__Task description__
Find every line in the items below that contains the word "button", matching case exactly, and copy each of those lines in full.

__Excerpted records__
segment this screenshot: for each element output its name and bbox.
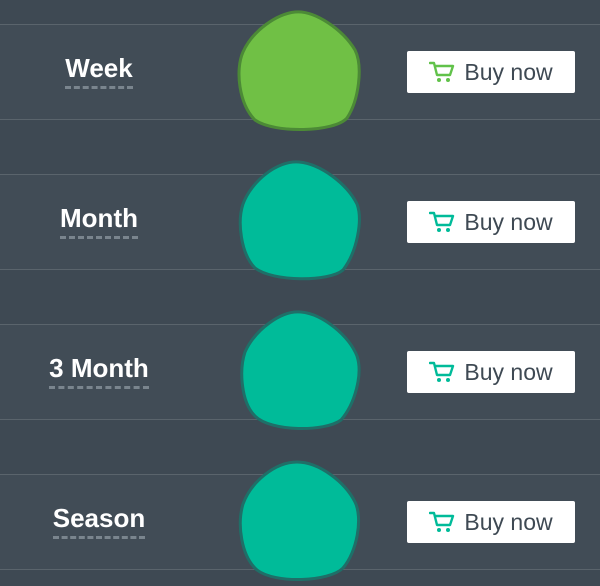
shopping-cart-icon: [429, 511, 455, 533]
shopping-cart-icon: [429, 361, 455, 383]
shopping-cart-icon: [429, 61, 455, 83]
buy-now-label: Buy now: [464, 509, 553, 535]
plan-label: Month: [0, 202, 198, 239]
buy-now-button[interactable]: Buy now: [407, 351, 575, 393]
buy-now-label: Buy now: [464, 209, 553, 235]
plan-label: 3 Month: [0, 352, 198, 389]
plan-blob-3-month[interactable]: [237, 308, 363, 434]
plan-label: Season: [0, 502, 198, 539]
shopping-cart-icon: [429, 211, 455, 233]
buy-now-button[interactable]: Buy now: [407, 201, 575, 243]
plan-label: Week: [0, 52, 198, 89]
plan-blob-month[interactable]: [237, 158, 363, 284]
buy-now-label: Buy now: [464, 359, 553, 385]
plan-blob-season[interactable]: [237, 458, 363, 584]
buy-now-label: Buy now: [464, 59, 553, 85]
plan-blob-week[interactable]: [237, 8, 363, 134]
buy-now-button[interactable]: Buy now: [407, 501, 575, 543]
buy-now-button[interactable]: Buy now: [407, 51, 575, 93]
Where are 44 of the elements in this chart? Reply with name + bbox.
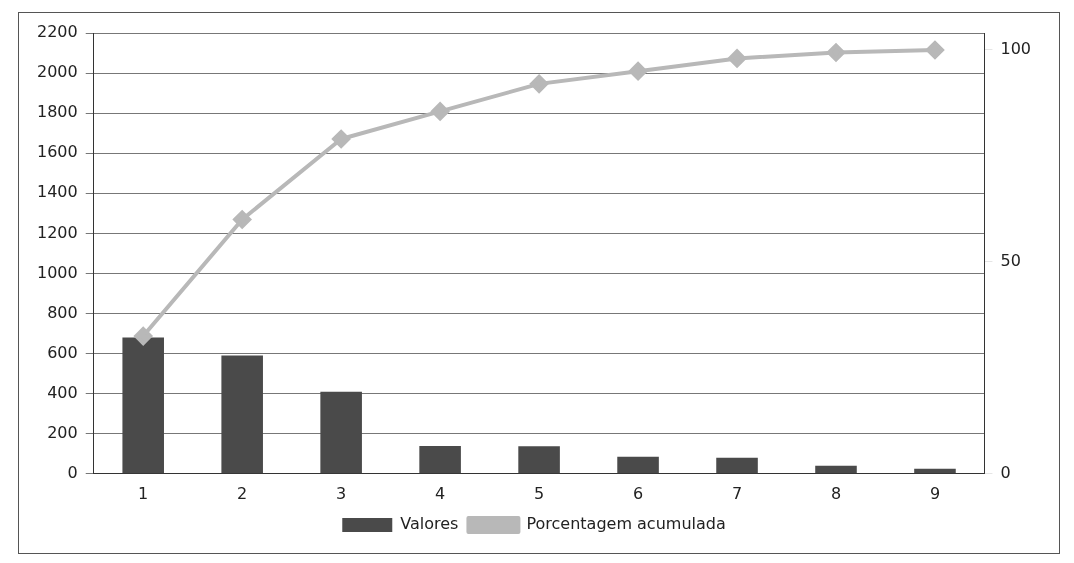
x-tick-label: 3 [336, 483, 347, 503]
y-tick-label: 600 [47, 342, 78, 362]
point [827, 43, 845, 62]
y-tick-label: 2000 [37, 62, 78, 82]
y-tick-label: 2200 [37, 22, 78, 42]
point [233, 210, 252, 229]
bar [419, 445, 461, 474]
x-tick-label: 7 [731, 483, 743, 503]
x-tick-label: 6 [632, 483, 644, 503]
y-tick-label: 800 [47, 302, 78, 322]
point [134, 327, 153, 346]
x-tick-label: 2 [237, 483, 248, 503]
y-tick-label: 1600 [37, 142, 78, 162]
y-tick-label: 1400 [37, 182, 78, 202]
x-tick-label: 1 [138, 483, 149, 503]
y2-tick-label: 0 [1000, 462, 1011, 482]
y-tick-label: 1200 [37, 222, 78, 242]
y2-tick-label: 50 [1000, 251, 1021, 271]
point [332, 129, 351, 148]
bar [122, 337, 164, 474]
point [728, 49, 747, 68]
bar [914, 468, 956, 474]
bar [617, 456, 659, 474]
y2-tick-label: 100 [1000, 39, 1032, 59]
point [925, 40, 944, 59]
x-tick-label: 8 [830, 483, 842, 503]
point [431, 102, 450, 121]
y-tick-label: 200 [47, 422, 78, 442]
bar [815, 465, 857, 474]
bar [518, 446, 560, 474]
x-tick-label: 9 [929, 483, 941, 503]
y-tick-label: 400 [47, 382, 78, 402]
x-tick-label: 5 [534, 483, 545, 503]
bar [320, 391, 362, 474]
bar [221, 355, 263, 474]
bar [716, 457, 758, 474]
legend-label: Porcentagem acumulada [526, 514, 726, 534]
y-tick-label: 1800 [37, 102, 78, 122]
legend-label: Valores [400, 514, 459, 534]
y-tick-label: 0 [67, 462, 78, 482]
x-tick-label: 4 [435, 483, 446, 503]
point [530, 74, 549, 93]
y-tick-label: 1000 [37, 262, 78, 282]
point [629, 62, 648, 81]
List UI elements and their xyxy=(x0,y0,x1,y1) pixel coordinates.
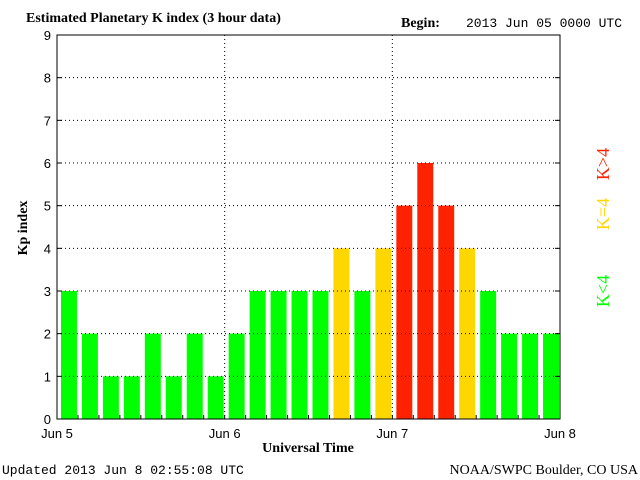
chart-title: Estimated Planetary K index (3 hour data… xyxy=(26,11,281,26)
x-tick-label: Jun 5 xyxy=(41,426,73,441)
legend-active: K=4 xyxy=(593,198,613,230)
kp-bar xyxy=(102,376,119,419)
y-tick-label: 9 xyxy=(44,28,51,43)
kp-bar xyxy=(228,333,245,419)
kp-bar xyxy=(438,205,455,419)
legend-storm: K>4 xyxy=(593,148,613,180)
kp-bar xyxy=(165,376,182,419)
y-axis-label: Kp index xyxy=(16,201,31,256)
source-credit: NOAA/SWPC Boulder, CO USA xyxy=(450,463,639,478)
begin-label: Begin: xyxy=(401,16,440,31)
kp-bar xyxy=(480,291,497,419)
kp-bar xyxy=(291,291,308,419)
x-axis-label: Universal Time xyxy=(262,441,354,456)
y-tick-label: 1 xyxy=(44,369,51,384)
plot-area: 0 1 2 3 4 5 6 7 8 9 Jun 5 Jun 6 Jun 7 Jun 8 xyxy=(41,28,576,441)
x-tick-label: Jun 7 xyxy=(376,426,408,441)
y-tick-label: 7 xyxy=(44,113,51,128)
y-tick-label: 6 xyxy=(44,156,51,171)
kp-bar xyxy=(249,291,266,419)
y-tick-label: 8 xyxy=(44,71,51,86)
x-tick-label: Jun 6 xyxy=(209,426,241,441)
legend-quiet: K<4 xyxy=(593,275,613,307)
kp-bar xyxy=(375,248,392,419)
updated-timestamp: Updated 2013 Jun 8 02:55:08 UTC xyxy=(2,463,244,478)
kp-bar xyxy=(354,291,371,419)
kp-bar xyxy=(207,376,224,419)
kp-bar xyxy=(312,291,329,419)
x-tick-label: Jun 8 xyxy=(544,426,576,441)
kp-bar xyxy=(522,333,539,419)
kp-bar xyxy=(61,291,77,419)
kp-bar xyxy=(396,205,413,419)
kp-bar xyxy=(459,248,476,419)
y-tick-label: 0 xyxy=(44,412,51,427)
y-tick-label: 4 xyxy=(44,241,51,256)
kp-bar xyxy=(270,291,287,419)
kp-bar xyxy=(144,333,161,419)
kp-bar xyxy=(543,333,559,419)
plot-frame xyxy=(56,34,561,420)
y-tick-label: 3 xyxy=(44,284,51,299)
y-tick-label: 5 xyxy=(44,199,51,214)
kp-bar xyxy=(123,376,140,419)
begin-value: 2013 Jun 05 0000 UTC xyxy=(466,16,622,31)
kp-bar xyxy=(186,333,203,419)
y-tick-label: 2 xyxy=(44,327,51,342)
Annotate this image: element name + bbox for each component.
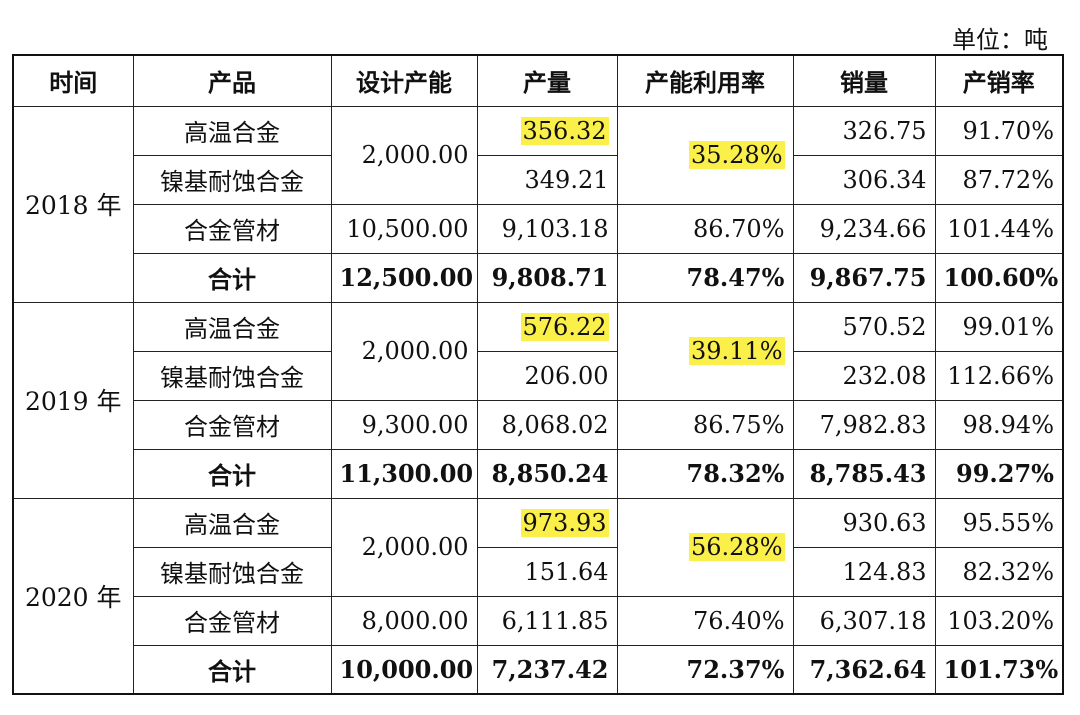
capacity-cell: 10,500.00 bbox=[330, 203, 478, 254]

__Response to the exercise__
buy-now-button[interactable]: Buy now: [407, 351, 575, 393]
buy-now-button[interactable]: Buy now: [407, 201, 575, 243]
buy-now-button[interactable]: Buy now: [407, 501, 575, 543]
buy-now-button[interactable]: Buy now: [407, 51, 575, 93]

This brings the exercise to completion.